INSTRUCTIONS FOR THE TASK – Omit the images, then output each of the records below exactly.

RECORDS TO USE –
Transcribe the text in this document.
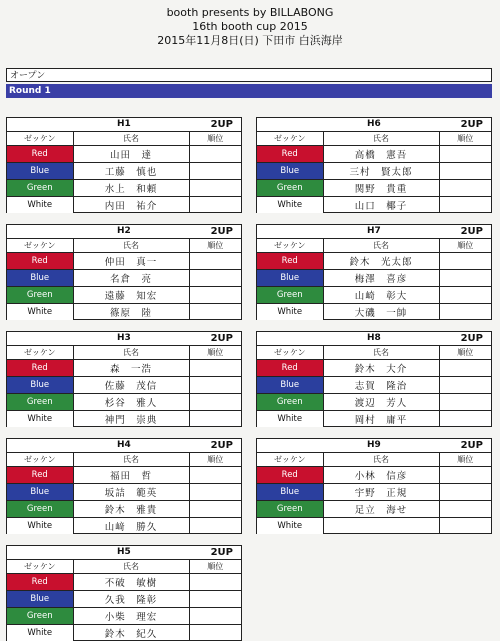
booth presents by BILLABONG
16th booth cup 2015
2015年11月8日(日) 下田市 白浜海岸
オープン
Round 1
H1	2UP
ゼッケン	氏名	順位
Red	山田　達	
Blue	工藤　慎也	
Green	水上　和頼	
White	内田　祐介	
H2	2UP
ゼッケン	氏名	順位
Red	仲田　真一	
Blue	名倉　亮	
Green	遠藤　知宏	
White	篠原　陸	
H3	2UP
ゼッケン	氏名	順位
Red	森　一浩	
Blue	佐藤　茂信	
Green	杉谷　雅人	
White	神門　崇典	
H4	2UP
ゼッケン	氏名	順位
Red	福田　哲	
Blue	坂詰　範英	
Green	鈴木　雅貴	
White	山﨑　勝久	
H5	2UP
ゼッケン	氏名	順位
Red	不破　敏樹	
Blue	久我　隆彰	
Green	小柴　理宏	
White	鈴木　紀久	
H6	2UP
ゼッケン	氏名	順位
Red	高橋　憲吾	
Blue	三村　賢太郎	
Green	関野　貴重	
White	山口　椰子	
H7	2UP
ゼッケン	氏名	順位
Red	鈴木　光太郎	
Blue	梅澤　喜彦	
Green	山崎　彰大	
White	大磯　一帥	
H8	2UP
ゼッケン	氏名	順位
Red	鈴木　大介	
Blue	志賀　隆治	
Green	渡辺　芳人	
White	岡村　庸平	
H9	2UP
ゼッケン	氏名	順位
Red	小林　信彦	
Blue	宇野　正規	
Green	足立　海せ	
White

SOLUTION FOR THIS TASK –
Transcribe the text in this document.
booth presents by BILLABONG
16th booth cup 2015
2015年11月8日(日) 下田市 白浜海岸
オープン
Round 1
H1	2UP
ゼッケン	氏名	順位
Red	山田　達	
Blue	工藤　慎也	
Green	水上　和頼	
White	内田　祐介	
H2	2UP
ゼッケン	氏名	順位
Red	仲田　真一	
Blue	名倉　亮	
Green	遠藤　知宏	
White	篠原　陸	
H3	2UP
ゼッケン	氏名	順位
Red	森　一浩	
Blue	佐藤　茂信	
Green	杉谷　雅人	
White	神門　崇典	
H4	2UP
ゼッケン	氏名	順位
Red	福田　哲	
Blue	坂詰　範英	
Green	鈴木　雅貴	
White	山﨑　勝久	
H5	2UP
ゼッケン	氏名	順位
Red	不破　敏樹	
Blue	久我　隆彰	
Green	小柴　理宏	
White	鈴木　紀久	
H6	2UP
ゼッケン	氏名	順位
Red	高橋　憲吾	
Blue	三村　賢太郎	
Green	関野　貴重	
White	山口　椰子	
H7	2UP
ゼッケン	氏名	順位
Red	鈴木　光太郎	
Blue	梅澤　喜彦	
Green	山崎　彰大	
White	大磯　一帥	
H8	2UP
ゼッケン	氏名	順位
Red	鈴木　大介	
Blue	志賀　隆治	
Green	渡辺　芳人	
White	岡村　庸平	
H9	2UP
ゼッケン	氏名	順位
Red	小林　信彦	
Blue	宇野　正規	
Green	足立　海せ	
White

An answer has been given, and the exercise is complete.